#### WHAT IS REQUIRED
Return each line of the listing below, unchanged, and omit the images.

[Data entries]

- - -

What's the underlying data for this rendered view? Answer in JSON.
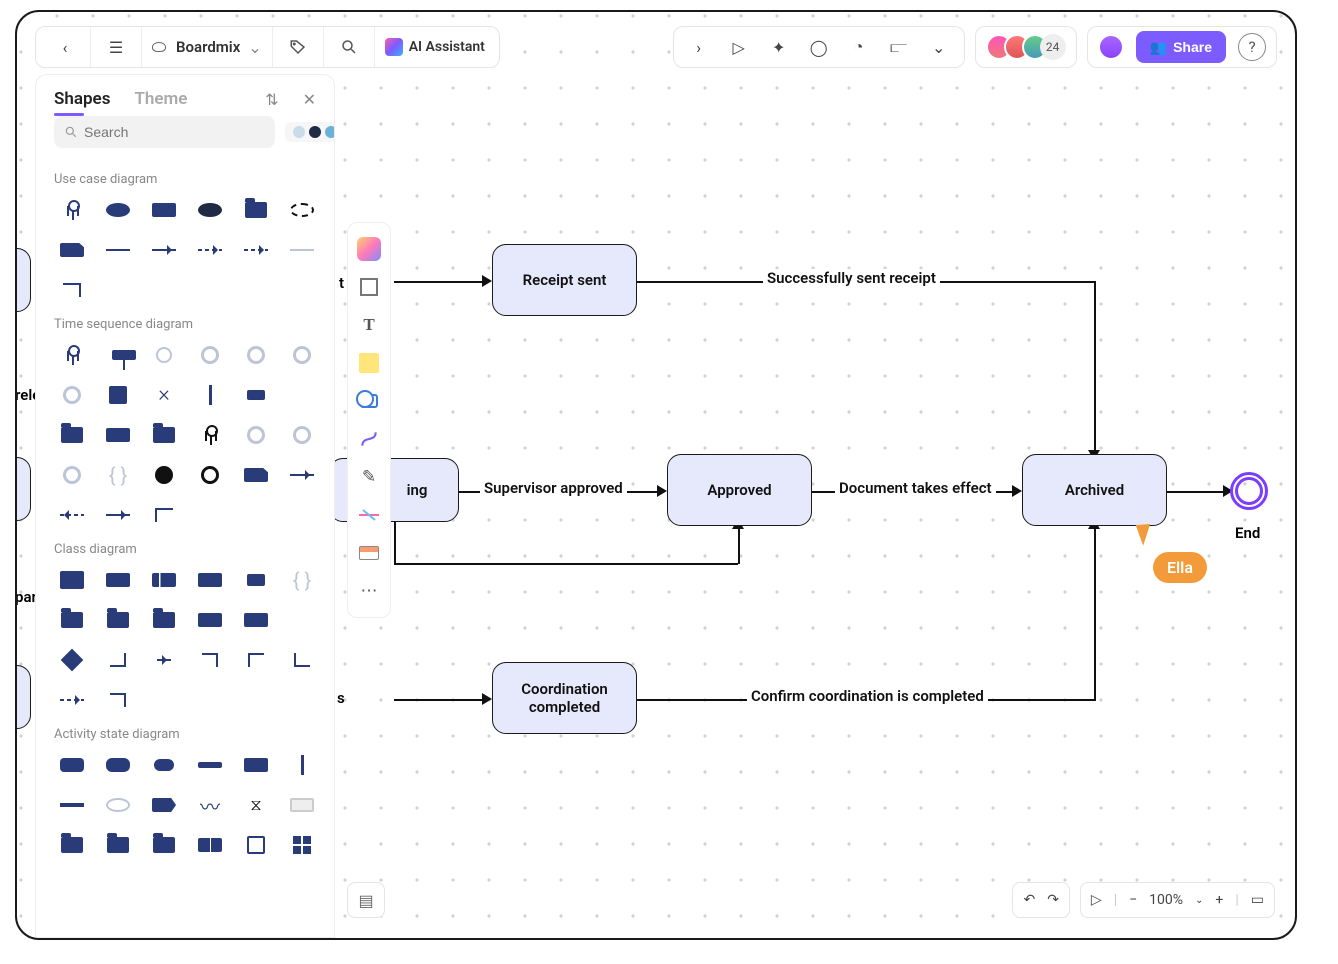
{
  "app": {
    "title": "Boardmix"
  },
  "ai": {
    "label": "AI Assistant"
  },
  "toolbar_top": {
    "share": "Share",
    "help": "?",
    "avatar_extra": "24"
  },
  "panel": {
    "tabs": {
      "shapes": "Shapes",
      "theme": "Theme"
    },
    "search_placeholder": "Search",
    "categories": {
      "use_case": "Use case diagram",
      "time_seq": "Time sequence diagram",
      "class": "Class diagram",
      "activity": "Activity state diagram"
    }
  },
  "canvas": {
    "nodes": {
      "receipt_sent": "Receipt sent",
      "approved": "Approved",
      "archived": "Archived",
      "coord_completed": "Coordination completed",
      "end": "End"
    },
    "edges": {
      "success_receipt": "Successfully sent receipt",
      "supervisor_approved": "Supervisor approved",
      "doc_effect": "Document takes effect",
      "confirm_coord": "Confirm coordination is completed"
    },
    "partial": {
      "ing": "ing",
      "t": "t",
      "s": "s",
      "rele": "rele",
      "par": "par"
    },
    "collaborator": "Ella"
  },
  "bottombar": {
    "zoom": "100%"
  }
}
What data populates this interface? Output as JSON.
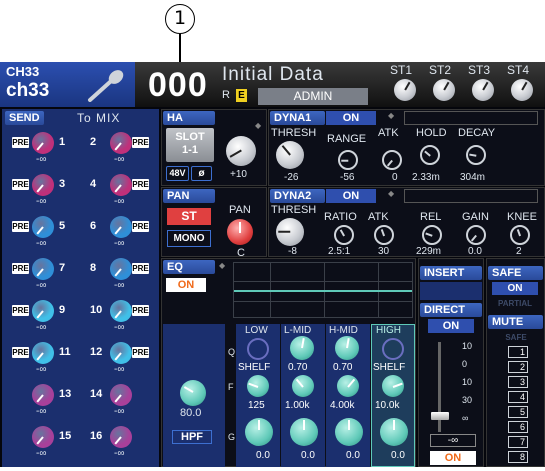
{
  "callout": "1",
  "header": {
    "ch_top": "CH33",
    "ch_bottom": "ch33",
    "scene_number": "000",
    "scene_title": "Initial Data",
    "r_label": "R",
    "e_label": "E",
    "user": "ADMIN",
    "st_labels": [
      "ST1",
      "ST2",
      "ST3",
      "ST4"
    ]
  },
  "send": {
    "title": "SEND",
    "subtitle": "To MIX",
    "pre_label": "PRE",
    "values": [
      "-∞",
      "-∞",
      "-∞",
      "-∞",
      "-∞",
      "-∞",
      "-∞",
      "-∞",
      "-∞",
      "-∞",
      "-∞",
      "-∞",
      "-∞",
      "-∞",
      "-∞",
      "-∞"
    ],
    "numbers": [
      "1",
      "2",
      "3",
      "4",
      "5",
      "6",
      "7",
      "8",
      "9",
      "10",
      "11",
      "12",
      "13",
      "14",
      "15",
      "16"
    ]
  },
  "ha": {
    "title": "HA",
    "slot": "SLOT\n1-1",
    "phantom": "48V",
    "phase": "ø",
    "gain": "+10"
  },
  "pan": {
    "title": "PAN",
    "st": "ST",
    "mono": "MONO",
    "pan_label": "PAN",
    "pan_value": "C"
  },
  "dyna1": {
    "title": "DYNA1",
    "on": "ON",
    "labels": [
      "THRESH",
      "RANGE",
      "ATK",
      "HOLD",
      "DECAY"
    ],
    "values": [
      "-26",
      "-56",
      "0",
      "2.33m",
      "304m"
    ]
  },
  "dyna2": {
    "title": "DYNA2",
    "on": "ON",
    "labels": [
      "THRESH",
      "RATIO",
      "ATK",
      "REL",
      "GAIN",
      "KNEE"
    ],
    "values": [
      "-8",
      "2.5:1",
      "30",
      "229m",
      "0.0",
      "2"
    ]
  },
  "eq": {
    "title": "EQ",
    "on": "ON",
    "bands": [
      "LOW",
      "L-MID",
      "H-MID",
      "HIGH"
    ],
    "row_labels": [
      "Q",
      "F",
      "G"
    ],
    "q_values": [
      "",
      "0.70",
      "0.70",
      ""
    ],
    "shelf": "SHELF",
    "freq": [
      "125",
      "1.00k",
      "4.00k",
      "10.0k"
    ],
    "gain": [
      "0.0",
      "0.0",
      "0.0",
      "0.0"
    ],
    "hpf_value": "80.0",
    "hpf_label": "HPF"
  },
  "insert": {
    "title": "INSERT"
  },
  "direct": {
    "title": "DIRECT",
    "on": "ON"
  },
  "fader": {
    "scale": [
      "10",
      "0",
      "10",
      "30",
      "∞"
    ],
    "value": "-∞",
    "on": "ON"
  },
  "safe": {
    "title": "SAFE",
    "on": "ON",
    "partial": "PARTIAL"
  },
  "mute": {
    "title": "MUTE",
    "safe": "SAFE",
    "groups": [
      "1",
      "2",
      "3",
      "4",
      "5",
      "6",
      "7",
      "8"
    ]
  },
  "colors": {
    "send_magenta": "#c0307a",
    "send_blue": "#2f8fd8",
    "send_cyan": "#40c0e8",
    "send_purple": "#a8409a",
    "eq_teal": "#5fc9b8",
    "on_orange": "#f06a1a",
    "panel_blue": "#1b2f6e",
    "pan_red": "#e04040"
  }
}
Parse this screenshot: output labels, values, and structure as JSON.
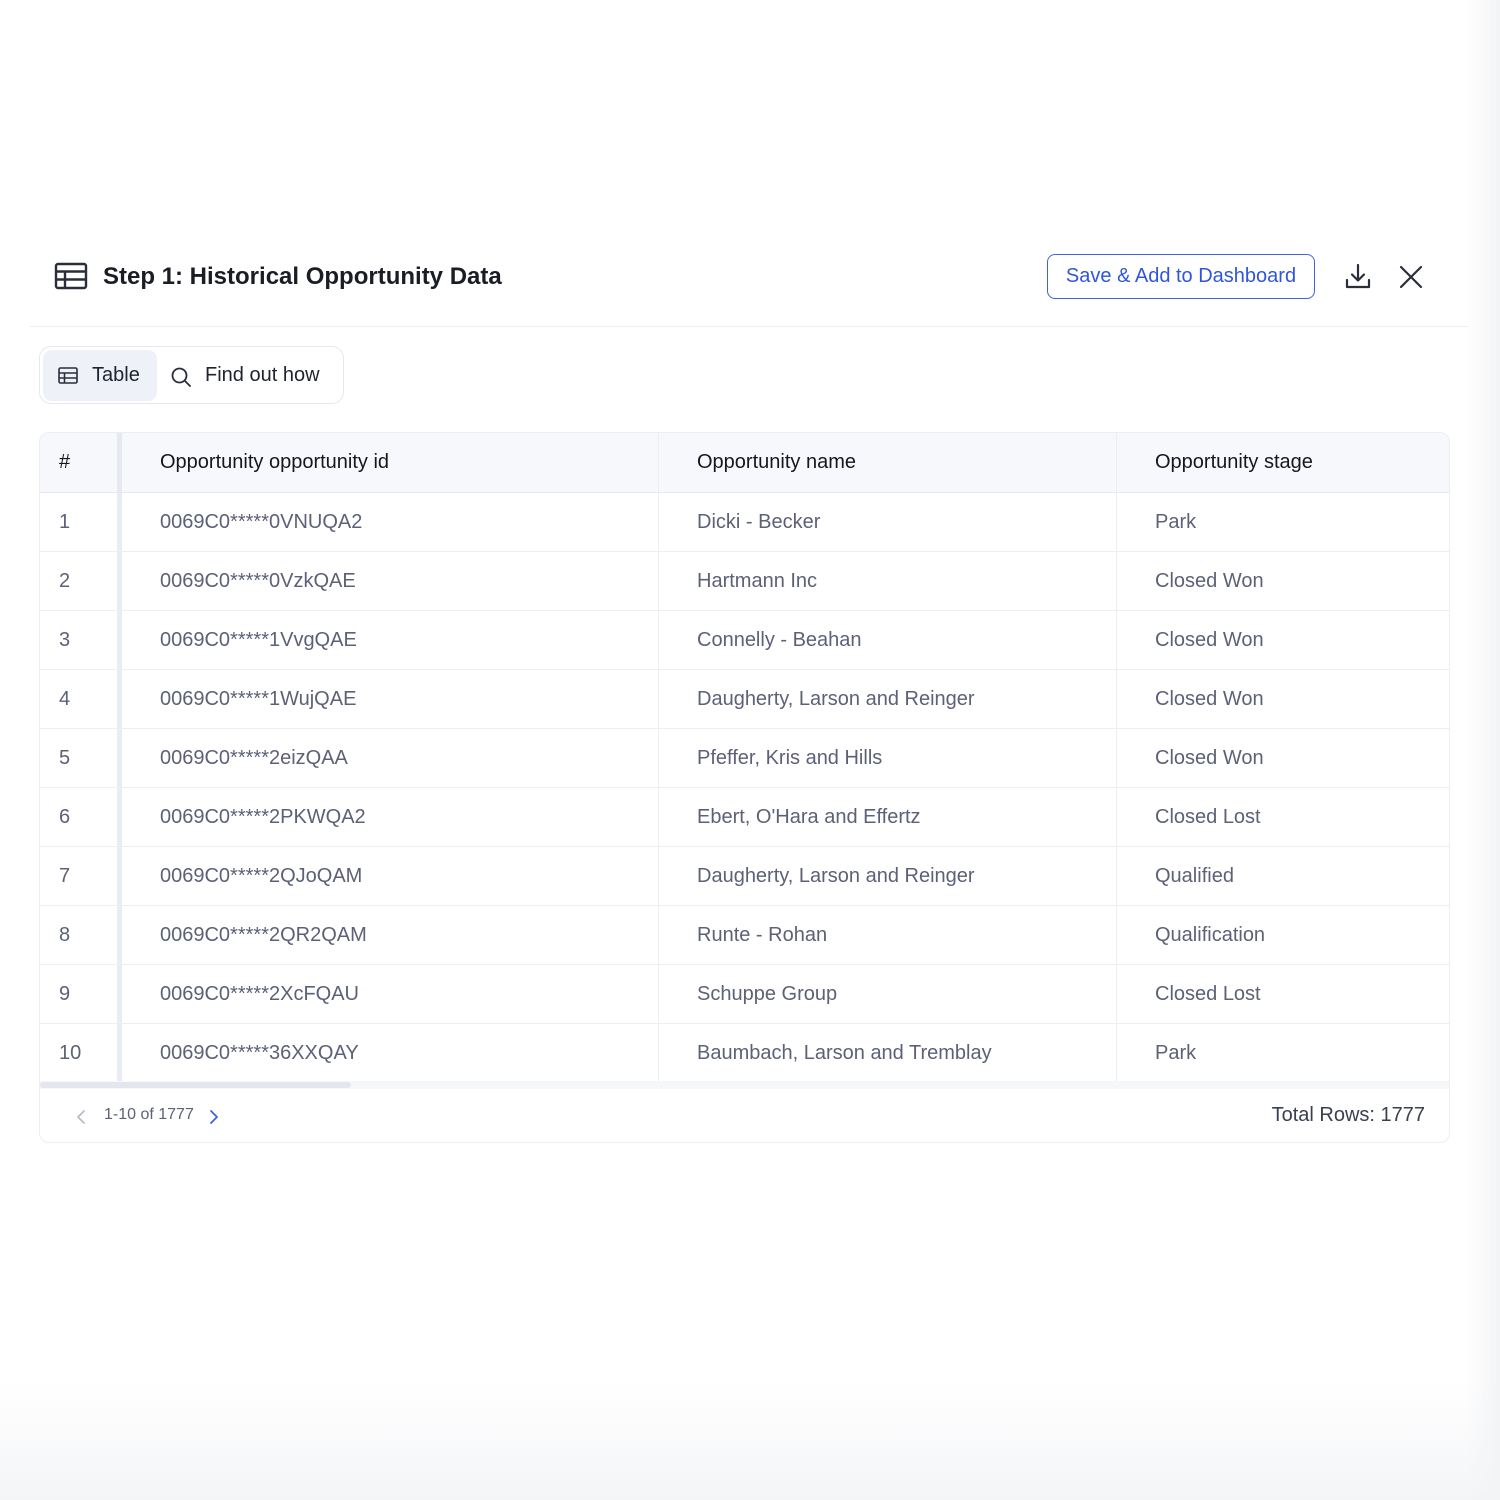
{
  "header": {
    "title": "Step 1: Historical Opportunity Data",
    "title_icon": "table-icon",
    "save_label": "Save & Add to Dashboard",
    "download_icon": "download-icon",
    "close_icon": "close-icon"
  },
  "tabs": [
    {
      "label": "Table",
      "icon": "table-icon",
      "active": true
    },
    {
      "label": "Find out how",
      "icon": "search-icon",
      "active": false
    }
  ],
  "table": {
    "columns": [
      "#",
      "Opportunity opportunity id",
      "Opportunity name",
      "Opportunity stage"
    ],
    "rows": [
      {
        "num": "1",
        "id": "0069C0*****0VNUQA2",
        "name": "Dicki - Becker",
        "stage": "Park"
      },
      {
        "num": "2",
        "id": "0069C0*****0VzkQAE",
        "name": "Hartmann Inc",
        "stage": "Closed Won"
      },
      {
        "num": "3",
        "id": "0069C0*****1VvgQAE",
        "name": "Connelly - Beahan",
        "stage": "Closed Won"
      },
      {
        "num": "4",
        "id": "0069C0*****1WujQAE",
        "name": "Daugherty, Larson and Reinger",
        "stage": "Closed Won"
      },
      {
        "num": "5",
        "id": "0069C0*****2eizQAA",
        "name": "Pfeffer, Kris and Hills",
        "stage": "Closed Won"
      },
      {
        "num": "6",
        "id": "0069C0*****2PKWQA2",
        "name": "Ebert, O'Hara and Effertz",
        "stage": "Closed Lost"
      },
      {
        "num": "7",
        "id": "0069C0*****2QJoQAM",
        "name": "Daugherty, Larson and Reinger",
        "stage": "Qualified"
      },
      {
        "num": "8",
        "id": "0069C0*****2QR2QAM",
        "name": "Runte - Rohan",
        "stage": "Qualification"
      },
      {
        "num": "9",
        "id": "0069C0*****2XcFQAU",
        "name": "Schuppe Group",
        "stage": "Closed Lost"
      },
      {
        "num": "10",
        "id": "0069C0*****36XXQAY",
        "name": "Baumbach, Larson and Tremblay",
        "stage": "Park"
      }
    ]
  },
  "pagination": {
    "range_text": "1-10 of 1777",
    "total_rows_text": "Total Rows: 1777"
  },
  "colors": {
    "accent": "#3d63e0",
    "text_primary": "#1a1d26",
    "text_secondary": "#5c6178",
    "header_bg": "#f7f8fb"
  }
}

- - -

#### TASK SOLUTION
What's the underlying data for this rendered view? Answer in JSON.
{
  "app": {
    "title": "Boardmix"
  },
  "ai": {
    "label": "AI Assistant"
  },
  "toolbar_top": {
    "share": "Share",
    "help": "?",
    "avatar_extra": "24"
  },
  "panel": {
    "tabs": {
      "shapes": "Shapes",
      "theme": "Theme"
    },
    "search_placeholder": "Search",
    "categories": {
      "use_case": "Use case diagram",
      "time_seq": "Time sequence diagram",
      "class": "Class diagram",
      "activity": "Activity state diagram"
    }
  },
  "canvas": {
    "nodes": {
      "receipt_sent": "Receipt sent",
      "approved": "Approved",
      "archived": "Archived",
      "coord_completed": "Coordination completed",
      "end": "End"
    },
    "edges": {
      "success_receipt": "Successfully sent receipt",
      "supervisor_approved": "Supervisor approved",
      "doc_effect": "Document takes effect",
      "confirm_coord": "Confirm coordination is completed"
    },
    "partial": {
      "ing": "ing",
      "t": "t",
      "s": "s",
      "rele": "rele",
      "par": "par"
    },
    "collaborator": "Ella"
  },
  "bottombar": {
    "zoom": "100%"
  }
}
What data populates this interface? Output as JSON.
{
  "callout": "1",
  "header": {
    "ch_top": "CH33",
    "ch_bottom": "ch33",
    "scene_number": "000",
    "scene_title": "Initial Data",
    "r_label": "R",
    "e_label": "E",
    "user": "ADMIN",
    "st_labels": [
      "ST1",
      "ST2",
      "ST3",
      "ST4"
    ]
  },
  "send": {
    "title": "SEND",
    "subtitle": "To MIX",
    "pre_label": "PRE",
    "values": [
      "-∞",
      "-∞",
      "-∞",
      "-∞",
      "-∞",
      "-∞",
      "-∞",
      "-∞",
      "-∞",
      "-∞",
      "-∞",
      "-∞",
      "-∞",
      "-∞",
      "-∞",
      "-∞"
    ],
    "numbers": [
      "1",
      "2",
      "3",
      "4",
      "5",
      "6",
      "7",
      "8",
      "9",
      "10",
      "11",
      "12",
      "13",
      "14",
      "15",
      "16"
    ]
  },
  "ha": {
    "title": "HA",
    "slot": "SLOT\n1-1",
    "phantom": "48V",
    "phase": "ø",
    "gain": "+10"
  },
  "pan": {
    "title": "PAN",
    "st": "ST",
    "mono": "MONO",
    "pan_label": "PAN",
    "pan_value": "C"
  },
  "dyna1": {
    "title": "DYNA1",
    "on": "ON",
    "labels": [
      "THRESH",
      "RANGE",
      "ATK",
      "HOLD",
      "DECAY"
    ],
    "values": [
      "-26",
      "-56",
      "0",
      "2.33m",
      "304m"
    ]
  },
  "dyna2": {
    "title": "DYNA2",
    "on": "ON",
    "labels": [
      "THRESH",
      "RATIO",
      "ATK",
      "REL",
      "GAIN",
      "KNEE"
    ],
    "values": [
      "-8",
      "2.5:1",
      "30",
      "229m",
      "0.0",
      "2"
    ]
  },
  "eq": {
    "title": "EQ",
    "on": "ON",
    "bands": [
      "LOW",
      "L-MID",
      "H-MID",
      "HIGH"
    ],
    "row_labels": [
      "Q",
      "F",
      "G"
    ],
    "q_values": [
      "",
      "0.70",
      "0.70",
      ""
    ],
    "shelf": "SHELF",
    "freq": [
      "125",
      "1.00k",
      "4.00k",
      "10.0k"
    ],
    "gain": [
      "0.0",
      "0.0",
      "0.0",
      "0.0"
    ],
    "hpf_value": "80.0",
    "hpf_label": "HPF"
  },
  "insert": {
    "title": "INSERT"
  },
  "direct": {
    "title": "DIRECT",
    "on": "ON"
  },
  "fader": {
    "scale": [
      "10",
      "0",
      "10",
      "30",
      "∞"
    ],
    "value": "-∞",
    "on": "ON"
  },
  "safe": {
    "title": "SAFE",
    "on": "ON",
    "partial": "PARTIAL"
  },
  "mute": {
    "title": "MUTE",
    "safe": "SAFE",
    "groups": [
      "1",
      "2",
      "3",
      "4",
      "5",
      "6",
      "7",
      "8"
    ]
  },
  "colors": {
    "send_magenta": "#c0307a",
    "send_blue": "#2f8fd8",
    "send_cyan": "#40c0e8",
    "send_purple": "#a8409a",
    "eq_teal": "#5fc9b8",
    "on_orange": "#f06a1a",
    "panel_blue": "#1b2f6e",
    "pan_red": "#e04040"
  }
}
Parse this screenshot: output labels, values, and structure as JSON.
{
  "header": {
    "title": "Step 1: Historical Opportunity Data",
    "title_icon": "table-icon",
    "save_label": "Save & Add to Dashboard",
    "download_icon": "download-icon",
    "close_icon": "close-icon"
  },
  "tabs": [
    {
      "label": "Table",
      "icon": "table-icon",
      "active": true
    },
    {
      "label": "Find out how",
      "icon": "search-icon",
      "active": false
    }
  ],
  "table": {
    "columns": [
      "#",
      "Opportunity opportunity id",
      "Opportunity name",
      "Opportunity stage"
    ],
    "rows": [
      {
        "num": "1",
        "id": "0069C0*****0VNUQA2",
        "name": "Dicki - Becker",
        "stage": "Park"
      },
      {
        "num": "2",
        "id": "0069C0*****0VzkQAE",
        "name": "Hartmann Inc",
        "stage": "Closed Won"
      },
      {
        "num": "3",
        "id": "0069C0*****1VvgQAE",
        "name": "Connelly - Beahan",
        "stage": "Closed Won"
      },
      {
        "num": "4",
        "id": "0069C0*****1WujQAE",
        "name": "Daugherty, Larson and Reinger",
        "stage": "Closed Won"
      },
      {
        "num": "5",
        "id": "0069C0*****2eizQAA",
        "name": "Pfeffer, Kris and Hills",
        "stage": "Closed Won"
      },
      {
        "num": "6",
        "id": "0069C0*****2PKWQA2",
        "name": "Ebert, O'Hara and Effertz",
        "stage": "Closed Lost"
      },
      {
        "num": "7",
        "id": "0069C0*****2QJoQAM",
        "name": "Daugherty, Larson and Reinger",
        "stage": "Qualified"
      },
      {
        "num": "8",
        "id": "0069C0*****2QR2QAM",
        "name": "Runte - Rohan",
        "stage": "Qualification"
      },
      {
        "num": "9",
        "id": "0069C0*****2XcFQAU",
        "name": "Schuppe Group",
        "stage": "Closed Lost"
      },
      {
        "num": "10",
        "id": "0069C0*****36XXQAY",
        "name": "Baumbach, Larson and Tremblay",
        "stage": "Park"
      }
    ]
  },
  "pagination": {
    "range_text": "1-10 of 1777",
    "total_rows_text": "Total Rows: 1777"
  },
  "colors": {
    "accent": "#3d63e0",
    "text_primary": "#1a1d26",
    "text_secondary": "#5c6178",
    "header_bg": "#f7f8fb"
  }
}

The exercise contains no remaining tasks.